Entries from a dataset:
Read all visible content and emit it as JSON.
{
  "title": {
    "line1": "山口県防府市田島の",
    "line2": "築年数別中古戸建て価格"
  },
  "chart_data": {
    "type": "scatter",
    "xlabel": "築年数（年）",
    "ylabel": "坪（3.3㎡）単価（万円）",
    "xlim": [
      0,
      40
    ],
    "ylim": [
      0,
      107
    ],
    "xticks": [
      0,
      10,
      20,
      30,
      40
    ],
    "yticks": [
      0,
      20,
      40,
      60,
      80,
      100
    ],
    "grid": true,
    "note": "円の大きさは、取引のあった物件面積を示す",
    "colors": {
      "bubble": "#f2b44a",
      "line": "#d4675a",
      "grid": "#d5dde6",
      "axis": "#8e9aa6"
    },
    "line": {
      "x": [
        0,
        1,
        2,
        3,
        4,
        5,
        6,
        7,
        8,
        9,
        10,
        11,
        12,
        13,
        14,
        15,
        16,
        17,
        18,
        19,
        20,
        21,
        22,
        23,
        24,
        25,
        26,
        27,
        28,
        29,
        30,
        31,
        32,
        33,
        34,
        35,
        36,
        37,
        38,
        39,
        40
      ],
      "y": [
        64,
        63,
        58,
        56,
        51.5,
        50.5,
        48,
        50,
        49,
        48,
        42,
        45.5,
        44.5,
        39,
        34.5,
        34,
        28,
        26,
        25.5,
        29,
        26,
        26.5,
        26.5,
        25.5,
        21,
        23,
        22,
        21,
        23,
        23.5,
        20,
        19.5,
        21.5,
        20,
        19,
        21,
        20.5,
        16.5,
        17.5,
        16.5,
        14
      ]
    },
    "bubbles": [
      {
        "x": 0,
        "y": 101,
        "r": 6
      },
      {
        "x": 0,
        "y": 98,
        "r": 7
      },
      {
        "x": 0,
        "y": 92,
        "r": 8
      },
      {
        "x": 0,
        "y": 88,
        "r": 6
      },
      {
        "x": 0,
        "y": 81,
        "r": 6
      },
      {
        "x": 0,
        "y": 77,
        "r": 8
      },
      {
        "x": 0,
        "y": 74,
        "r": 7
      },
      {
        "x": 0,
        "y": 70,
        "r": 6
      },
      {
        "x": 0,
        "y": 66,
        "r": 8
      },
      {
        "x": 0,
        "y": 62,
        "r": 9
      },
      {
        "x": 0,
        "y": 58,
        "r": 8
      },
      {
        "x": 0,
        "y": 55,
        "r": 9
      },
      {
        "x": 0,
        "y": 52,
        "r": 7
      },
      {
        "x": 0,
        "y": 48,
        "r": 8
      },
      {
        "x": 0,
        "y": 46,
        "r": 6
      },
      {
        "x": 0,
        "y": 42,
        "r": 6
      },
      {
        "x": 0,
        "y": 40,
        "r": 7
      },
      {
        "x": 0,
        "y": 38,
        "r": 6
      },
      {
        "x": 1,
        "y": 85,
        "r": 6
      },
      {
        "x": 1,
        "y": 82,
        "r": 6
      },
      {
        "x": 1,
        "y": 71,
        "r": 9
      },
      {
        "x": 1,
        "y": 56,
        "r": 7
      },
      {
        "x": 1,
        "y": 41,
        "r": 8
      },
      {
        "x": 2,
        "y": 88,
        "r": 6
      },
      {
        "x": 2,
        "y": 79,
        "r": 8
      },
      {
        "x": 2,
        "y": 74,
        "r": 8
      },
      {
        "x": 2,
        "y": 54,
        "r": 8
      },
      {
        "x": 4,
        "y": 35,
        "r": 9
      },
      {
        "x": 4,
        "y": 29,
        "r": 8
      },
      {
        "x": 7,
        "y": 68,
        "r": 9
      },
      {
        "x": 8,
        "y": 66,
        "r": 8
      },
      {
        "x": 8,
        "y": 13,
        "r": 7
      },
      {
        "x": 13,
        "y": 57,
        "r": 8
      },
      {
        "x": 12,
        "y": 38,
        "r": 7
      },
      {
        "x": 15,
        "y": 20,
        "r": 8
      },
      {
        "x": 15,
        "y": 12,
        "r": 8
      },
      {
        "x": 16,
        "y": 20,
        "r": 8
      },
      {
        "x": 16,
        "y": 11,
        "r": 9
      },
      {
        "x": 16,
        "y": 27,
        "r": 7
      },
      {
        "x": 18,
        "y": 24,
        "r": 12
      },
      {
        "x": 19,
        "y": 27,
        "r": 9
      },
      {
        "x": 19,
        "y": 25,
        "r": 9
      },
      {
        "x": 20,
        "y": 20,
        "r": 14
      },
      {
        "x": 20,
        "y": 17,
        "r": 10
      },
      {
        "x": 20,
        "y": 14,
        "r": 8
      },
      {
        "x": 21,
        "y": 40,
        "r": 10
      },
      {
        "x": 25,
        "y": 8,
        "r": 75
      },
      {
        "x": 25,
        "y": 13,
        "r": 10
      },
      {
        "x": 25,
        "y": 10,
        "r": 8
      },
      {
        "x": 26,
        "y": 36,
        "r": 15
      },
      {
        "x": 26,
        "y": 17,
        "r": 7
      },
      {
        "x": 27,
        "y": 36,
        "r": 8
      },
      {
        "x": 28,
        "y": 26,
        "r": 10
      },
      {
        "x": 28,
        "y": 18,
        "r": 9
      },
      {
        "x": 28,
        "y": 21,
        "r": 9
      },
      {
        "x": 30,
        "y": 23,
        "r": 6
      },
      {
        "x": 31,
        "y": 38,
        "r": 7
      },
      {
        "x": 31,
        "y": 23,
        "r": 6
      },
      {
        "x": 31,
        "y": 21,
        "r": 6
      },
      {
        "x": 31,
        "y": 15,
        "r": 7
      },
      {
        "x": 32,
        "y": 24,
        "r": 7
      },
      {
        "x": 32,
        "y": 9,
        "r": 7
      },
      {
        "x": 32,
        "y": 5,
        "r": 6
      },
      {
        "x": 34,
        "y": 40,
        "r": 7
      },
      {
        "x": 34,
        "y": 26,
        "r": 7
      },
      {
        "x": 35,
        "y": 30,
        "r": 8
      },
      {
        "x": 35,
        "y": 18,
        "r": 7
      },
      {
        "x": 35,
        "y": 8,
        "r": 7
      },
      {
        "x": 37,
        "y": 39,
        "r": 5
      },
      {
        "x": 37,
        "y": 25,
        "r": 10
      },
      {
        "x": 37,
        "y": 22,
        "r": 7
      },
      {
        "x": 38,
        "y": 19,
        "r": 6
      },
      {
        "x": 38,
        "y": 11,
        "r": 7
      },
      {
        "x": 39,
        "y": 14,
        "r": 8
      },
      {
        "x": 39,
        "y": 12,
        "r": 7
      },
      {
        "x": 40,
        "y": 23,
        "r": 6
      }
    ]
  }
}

GOAL OF THE EXERCISE – Copy out the full set of records precisely, leaving nothing out.

ANSWER TO THIS PROBLEM –
Read all visible content and emit it as JSON.
{
  "title": {
    "line1": "山口県防府市田島の",
    "line2": "築年数別中古戸建て価格"
  },
  "chart_data": {
    "type": "scatter",
    "xlabel": "築年数（年）",
    "ylabel": "坪（3.3㎡）単価（万円）",
    "xlim": [
      0,
      40
    ],
    "ylim": [
      0,
      107
    ],
    "xticks": [
      0,
      10,
      20,
      30,
      40
    ],
    "yticks": [
      0,
      20,
      40,
      60,
      80,
      100
    ],
    "grid": true,
    "note": "円の大きさは、取引のあった物件面積を示す",
    "colors": {
      "bubble": "#f2b44a",
      "line": "#d4675a",
      "grid": "#d5dde6",
      "axis": "#8e9aa6"
    },
    "line": {
      "x": [
        0,
        1,
        2,
        3,
        4,
        5,
        6,
        7,
        8,
        9,
        10,
        11,
        12,
        13,
        14,
        15,
        16,
        17,
        18,
        19,
        20,
        21,
        22,
        23,
        24,
        25,
        26,
        27,
        28,
        29,
        30,
        31,
        32,
        33,
        34,
        35,
        36,
        37,
        38,
        39,
        40
      ],
      "y": [
        64,
        63,
        58,
        56,
        51.5,
        50.5,
        48,
        50,
        49,
        48,
        42,
        45.5,
        44.5,
        39,
        34.5,
        34,
        28,
        26,
        25.5,
        29,
        26,
        26.5,
        26.5,
        25.5,
        21,
        23,
        22,
        21,
        23,
        23.5,
        20,
        19.5,
        21.5,
        20,
        19,
        21,
        20.5,
        16.5,
        17.5,
        16.5,
        14
      ]
    },
    "bubbles": [
      {
        "x": 0,
        "y": 101,
        "r": 6
      },
      {
        "x": 0,
        "y": 98,
        "r": 7
      },
      {
        "x": 0,
        "y": 92,
        "r": 8
      },
      {
        "x": 0,
        "y": 88,
        "r": 6
      },
      {
        "x": 0,
        "y": 81,
        "r": 6
      },
      {
        "x": 0,
        "y": 77,
        "r": 8
      },
      {
        "x": 0,
        "y": 74,
        "r": 7
      },
      {
        "x": 0,
        "y": 70,
        "r": 6
      },
      {
        "x": 0,
        "y": 66,
        "r": 8
      },
      {
        "x": 0,
        "y": 62,
        "r": 9
      },
      {
        "x": 0,
        "y": 58,
        "r": 8
      },
      {
        "x": 0,
        "y": 55,
        "r": 9
      },
      {
        "x": 0,
        "y": 52,
        "r": 7
      },
      {
        "x": 0,
        "y": 48,
        "r": 8
      },
      {
        "x": 0,
        "y": 46,
        "r": 6
      },
      {
        "x": 0,
        "y": 42,
        "r": 6
      },
      {
        "x": 0,
        "y": 40,
        "r": 7
      },
      {
        "x": 0,
        "y": 38,
        "r": 6
      },
      {
        "x": 1,
        "y": 85,
        "r": 6
      },
      {
        "x": 1,
        "y": 82,
        "r": 6
      },
      {
        "x": 1,
        "y": 71,
        "r": 9
      },
      {
        "x": 1,
        "y": 56,
        "r": 7
      },
      {
        "x": 1,
        "y": 41,
        "r": 8
      },
      {
        "x": 2,
        "y": 88,
        "r": 6
      },
      {
        "x": 2,
        "y": 79,
        "r": 8
      },
      {
        "x": 2,
        "y": 74,
        "r": 8
      },
      {
        "x": 2,
        "y": 54,
        "r": 8
      },
      {
        "x": 4,
        "y": 35,
        "r": 9
      },
      {
        "x": 4,
        "y": 29,
        "r": 8
      },
      {
        "x": 7,
        "y": 68,
        "r": 9
      },
      {
        "x": 8,
        "y": 66,
        "r": 8
      },
      {
        "x": 8,
        "y": 13,
        "r": 7
      },
      {
        "x": 13,
        "y": 57,
        "r": 8
      },
      {
        "x": 12,
        "y": 38,
        "r": 7
      },
      {
        "x": 15,
        "y": 20,
        "r": 8
      },
      {
        "x": 15,
        "y": 12,
        "r": 8
      },
      {
        "x": 16,
        "y": 20,
        "r": 8
      },
      {
        "x": 16,
        "y": 11,
        "r": 9
      },
      {
        "x": 16,
        "y": 27,
        "r": 7
      },
      {
        "x": 18,
        "y": 24,
        "r": 12
      },
      {
        "x": 19,
        "y": 27,
        "r": 9
      },
      {
        "x": 19,
        "y": 25,
        "r": 9
      },
      {
        "x": 20,
        "y": 20,
        "r": 14
      },
      {
        "x": 20,
        "y": 17,
        "r": 10
      },
      {
        "x": 20,
        "y": 14,
        "r": 8
      },
      {
        "x": 21,
        "y": 40,
        "r": 10
      },
      {
        "x": 25,
        "y": 8,
        "r": 75
      },
      {
        "x": 25,
        "y": 13,
        "r": 10
      },
      {
        "x": 25,
        "y": 10,
        "r": 8
      },
      {
        "x": 26,
        "y": 36,
        "r": 15
      },
      {
        "x": 26,
        "y": 17,
        "r": 7
      },
      {
        "x": 27,
        "y": 36,
        "r": 8
      },
      {
        "x": 28,
        "y": 26,
        "r": 10
      },
      {
        "x": 28,
        "y": 18,
        "r": 9
      },
      {
        "x": 28,
        "y": 21,
        "r": 9
      },
      {
        "x": 30,
        "y": 23,
        "r": 6
      },
      {
        "x": 31,
        "y": 38,
        "r": 7
      },
      {
        "x": 31,
        "y": 23,
        "r": 6
      },
      {
        "x": 31,
        "y": 21,
        "r": 6
      },
      {
        "x": 31,
        "y": 15,
        "r": 7
      },
      {
        "x": 32,
        "y": 24,
        "r": 7
      },
      {
        "x": 32,
        "y": 9,
        "r": 7
      },
      {
        "x": 32,
        "y": 5,
        "r": 6
      },
      {
        "x": 34,
        "y": 40,
        "r": 7
      },
      {
        "x": 34,
        "y": 26,
        "r": 7
      },
      {
        "x": 35,
        "y": 30,
        "r": 8
      },
      {
        "x": 35,
        "y": 18,
        "r": 7
      },
      {
        "x": 35,
        "y": 8,
        "r": 7
      },
      {
        "x": 37,
        "y": 39,
        "r": 5
      },
      {
        "x": 37,
        "y": 25,
        "r": 10
      },
      {
        "x": 37,
        "y": 22,
        "r": 7
      },
      {
        "x": 38,
        "y": 19,
        "r": 6
      },
      {
        "x": 38,
        "y": 11,
        "r": 7
      },
      {
        "x": 39,
        "y": 14,
        "r": 8
      },
      {
        "x": 39,
        "y": 12,
        "r": 7
      },
      {
        "x": 40,
        "y": 23,
        "r": 6
      }
    ]
  }
}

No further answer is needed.